━━━━━ TEXTE FOURNI

Livre unique dans l’œuvre de Dostoievski, Les carnets de la maison morte (ou souvenir de la maison des morts) s’inscrivent comme un témoignage avec des atouts romanesques.
Le personnage principal, Alexandre Petrovitch sert de prétexte pour présenter les camps de Sibérie sous l’administration Tsariste. Petrovitch a été envoyé au bagne pour avoir assassiné son épouse. En dehors de cela, nous ignorons tout de sa vie hormis le fait qu’il est d’extraction noble et qu’après avoir purgé sa peine, il devient precepteur dans un village perdu. Tout lecteur familier à Dostoievski sait que ce personnage peut se passer de détails car il est son double narratif.
Bien que brossant le portrait de toute une galerie de personnages, l’œuvre ne suit aucune intrigue à proprement parler. Le narrateur décrit dans son journal les traits psychologiques et le passé de ses codétenus sans pour autant les impliquer dans une suite dramaturgique.

━━━━━━━━━━
━━━━━ DONNÉES BRUTES

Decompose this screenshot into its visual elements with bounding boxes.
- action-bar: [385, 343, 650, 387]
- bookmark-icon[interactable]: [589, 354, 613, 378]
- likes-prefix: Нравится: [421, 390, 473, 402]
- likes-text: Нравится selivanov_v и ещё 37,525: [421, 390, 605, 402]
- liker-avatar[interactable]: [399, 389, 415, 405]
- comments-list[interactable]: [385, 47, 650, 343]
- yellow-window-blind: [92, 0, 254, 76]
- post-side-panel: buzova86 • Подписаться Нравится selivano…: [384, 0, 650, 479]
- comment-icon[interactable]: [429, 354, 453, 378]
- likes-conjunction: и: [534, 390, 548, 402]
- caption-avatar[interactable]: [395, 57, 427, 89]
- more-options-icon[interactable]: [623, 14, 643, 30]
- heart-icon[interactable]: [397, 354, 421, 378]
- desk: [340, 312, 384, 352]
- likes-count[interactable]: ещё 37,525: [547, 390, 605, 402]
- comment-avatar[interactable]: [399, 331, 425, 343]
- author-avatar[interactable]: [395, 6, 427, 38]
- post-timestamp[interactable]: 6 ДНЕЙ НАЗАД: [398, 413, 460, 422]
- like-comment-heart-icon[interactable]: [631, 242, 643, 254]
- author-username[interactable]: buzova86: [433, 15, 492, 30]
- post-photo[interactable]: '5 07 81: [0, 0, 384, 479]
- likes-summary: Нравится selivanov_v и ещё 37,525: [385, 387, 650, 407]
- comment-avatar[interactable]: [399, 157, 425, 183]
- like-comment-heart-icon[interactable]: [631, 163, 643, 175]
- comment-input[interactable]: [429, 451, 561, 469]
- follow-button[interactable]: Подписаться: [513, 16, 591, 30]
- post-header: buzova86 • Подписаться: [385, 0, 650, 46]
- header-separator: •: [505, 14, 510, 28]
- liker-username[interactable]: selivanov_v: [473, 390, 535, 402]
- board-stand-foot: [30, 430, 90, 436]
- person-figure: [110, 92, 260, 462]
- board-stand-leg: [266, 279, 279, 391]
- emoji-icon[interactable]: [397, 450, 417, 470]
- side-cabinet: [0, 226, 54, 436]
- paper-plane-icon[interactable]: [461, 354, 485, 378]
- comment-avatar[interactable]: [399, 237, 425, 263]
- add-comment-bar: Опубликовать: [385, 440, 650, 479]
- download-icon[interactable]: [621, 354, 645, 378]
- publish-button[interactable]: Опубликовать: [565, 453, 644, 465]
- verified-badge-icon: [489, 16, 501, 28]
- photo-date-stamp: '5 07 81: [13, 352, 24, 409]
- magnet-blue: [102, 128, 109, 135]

━━━━━━━━━━

### TÂCHE 1
Recopiez mot pour mot le passage du texte sur Les carnets de la maison morte qui commence à « Le personnage principal, Alexandre » et se termine à « son double narratif. ».
### TÂCHE 2
Répondez aux questions suivantes à partir du texte sur Les carnets de la maison morte :
(a) Pour quel crime Petrovitch a-t-il été envoyé au bagne ?
(b) Que devient-il après avoir purgé sa peine ?
(c) Où le narrateur décrit-il les traits psychologiques et le passé de ses codétenus ?
### TÂCHE 3
Poursuivez, s'il vous plaît, le texte sur Les carnets de la maison morte après sa dernière phrase.

### RÉPONSE 1
Le personnage principal, Alexandre Petrovitch sert de prétexte pour présenter les camps de Sibérie sous l’administration Tsariste. Petrovitch a été envoyé au bagne pour avoir assassiné son épouse. En dehors de cela, nous ignorons tout de sa vie hormis le fait qu’il est d’extraction noble et qu’après avoir purgé sa peine, il devient precepteur dans un village perdu. Tout lecteur familier à Dostoievski sait que ce personnage peut se passer de détails car il est son double narratif.

### RÉPONSE 2
(a) Pour avoir assassiné son épouse.
(b) Il devient précepteur dans un village perdu.
(c) Dans son journal.

### RÉPONSE 3
Autre point important, nous nous attendons à une critique du système carcéral, certes oui, il montre par un regard objectif les conditions insalubres, les lits à même le sol, les sévices corporelles (la rue verte : où le détenus doit marcher entre deux rangs de soldats munis de baguettes pour le rosser), les passages à tabacs entre eux.
Les têtes rasées à moitié, le marquage au fer rouge en guise de signe d’infamie. Mais Dostoievski use d’un recours pour échapper (peut-être) à la censure.
Tout d’abord L’auteur a été envoyé au bagne en 1850 pour ses idées socialistes. Dans le texte, le récit de Petrovitch se situe à une époque antérieure au règne de Nicolas 1er.
Deuxième point, Dostoievski/Petrovitch offre un regard très humain (voire chrétien) sur les prisonniers, bien que souffrant au fond du précipice, ils montrent des qualités de franche camaraderie ; soutiennent les nouveaux arrivants, organisent des spectacles de théâtre qui les font retomber en enfance.
Toutefois, la ségrégation sociale y opère. Pétrovitch étant noble, il se sent constamment exclu des autres et même si faisant preuve de bonté, même si faisant tous les efforts nécessaires pour s’y incorporer, le groupe ne le considère jamais comme un égal.
L’œuvre est un récit déguisé, c’est un document sociologique.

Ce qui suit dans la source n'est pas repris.